## What the task asks
Count every line where "JSON" shows up, and give that number only.

## Extracted information
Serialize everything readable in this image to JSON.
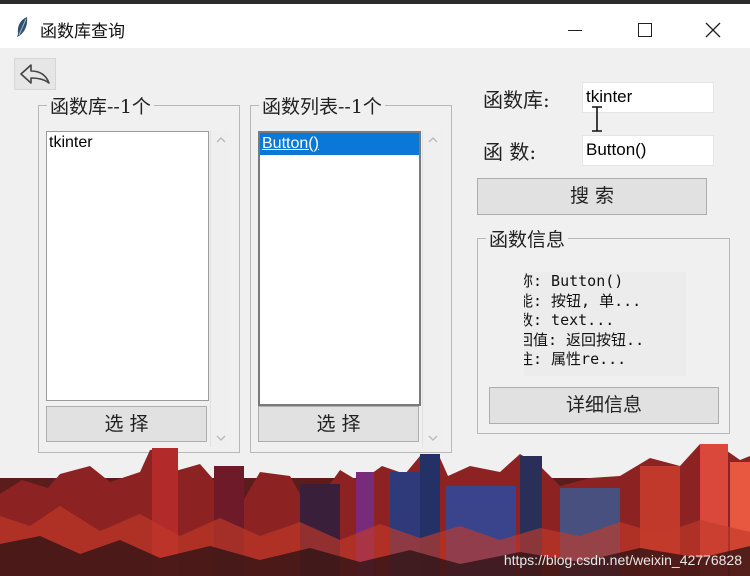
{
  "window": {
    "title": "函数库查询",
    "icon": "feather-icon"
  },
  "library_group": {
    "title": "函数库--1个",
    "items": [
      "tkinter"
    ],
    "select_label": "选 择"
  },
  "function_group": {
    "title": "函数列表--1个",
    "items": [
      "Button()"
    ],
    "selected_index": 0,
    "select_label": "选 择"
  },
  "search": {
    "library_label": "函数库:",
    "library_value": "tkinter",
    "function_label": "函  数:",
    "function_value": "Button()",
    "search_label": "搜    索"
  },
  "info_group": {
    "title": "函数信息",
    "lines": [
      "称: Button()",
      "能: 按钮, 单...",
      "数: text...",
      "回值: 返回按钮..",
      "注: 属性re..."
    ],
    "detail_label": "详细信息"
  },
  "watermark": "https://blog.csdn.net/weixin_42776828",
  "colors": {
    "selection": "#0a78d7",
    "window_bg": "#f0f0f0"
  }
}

---

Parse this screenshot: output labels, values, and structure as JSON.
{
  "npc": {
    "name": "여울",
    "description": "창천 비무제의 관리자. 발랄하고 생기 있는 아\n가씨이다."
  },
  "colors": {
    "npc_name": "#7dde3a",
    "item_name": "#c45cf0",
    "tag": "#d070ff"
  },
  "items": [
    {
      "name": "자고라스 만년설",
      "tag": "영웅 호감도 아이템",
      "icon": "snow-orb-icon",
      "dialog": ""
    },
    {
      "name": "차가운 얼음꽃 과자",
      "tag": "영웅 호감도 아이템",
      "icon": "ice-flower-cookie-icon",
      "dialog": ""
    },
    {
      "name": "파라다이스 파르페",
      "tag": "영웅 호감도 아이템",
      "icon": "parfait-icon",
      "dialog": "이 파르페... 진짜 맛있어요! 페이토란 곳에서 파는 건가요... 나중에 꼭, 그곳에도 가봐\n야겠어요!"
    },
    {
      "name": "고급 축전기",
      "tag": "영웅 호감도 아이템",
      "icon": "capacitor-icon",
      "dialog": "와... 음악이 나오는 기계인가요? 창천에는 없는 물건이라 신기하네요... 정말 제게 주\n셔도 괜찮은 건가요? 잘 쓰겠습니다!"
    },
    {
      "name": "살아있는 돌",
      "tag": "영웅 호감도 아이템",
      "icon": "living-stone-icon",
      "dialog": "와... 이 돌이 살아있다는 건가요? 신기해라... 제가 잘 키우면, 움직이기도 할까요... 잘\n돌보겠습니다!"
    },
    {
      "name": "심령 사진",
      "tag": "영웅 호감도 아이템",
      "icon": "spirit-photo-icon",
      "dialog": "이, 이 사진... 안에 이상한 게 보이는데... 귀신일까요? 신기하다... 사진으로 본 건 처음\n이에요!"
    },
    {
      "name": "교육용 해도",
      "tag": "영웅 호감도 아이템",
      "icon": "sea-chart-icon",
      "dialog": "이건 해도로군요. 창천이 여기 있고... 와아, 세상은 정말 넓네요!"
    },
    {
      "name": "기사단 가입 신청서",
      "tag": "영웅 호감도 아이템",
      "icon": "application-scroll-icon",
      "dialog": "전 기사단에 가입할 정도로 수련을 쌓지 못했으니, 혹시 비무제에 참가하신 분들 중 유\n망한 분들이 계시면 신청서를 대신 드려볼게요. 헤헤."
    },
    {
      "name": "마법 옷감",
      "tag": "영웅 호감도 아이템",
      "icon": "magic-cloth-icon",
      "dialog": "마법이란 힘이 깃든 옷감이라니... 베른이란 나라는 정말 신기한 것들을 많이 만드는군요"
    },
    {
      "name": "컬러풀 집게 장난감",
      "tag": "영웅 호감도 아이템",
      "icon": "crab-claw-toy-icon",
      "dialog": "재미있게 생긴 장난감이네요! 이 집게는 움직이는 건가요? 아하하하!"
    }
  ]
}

## Answer
2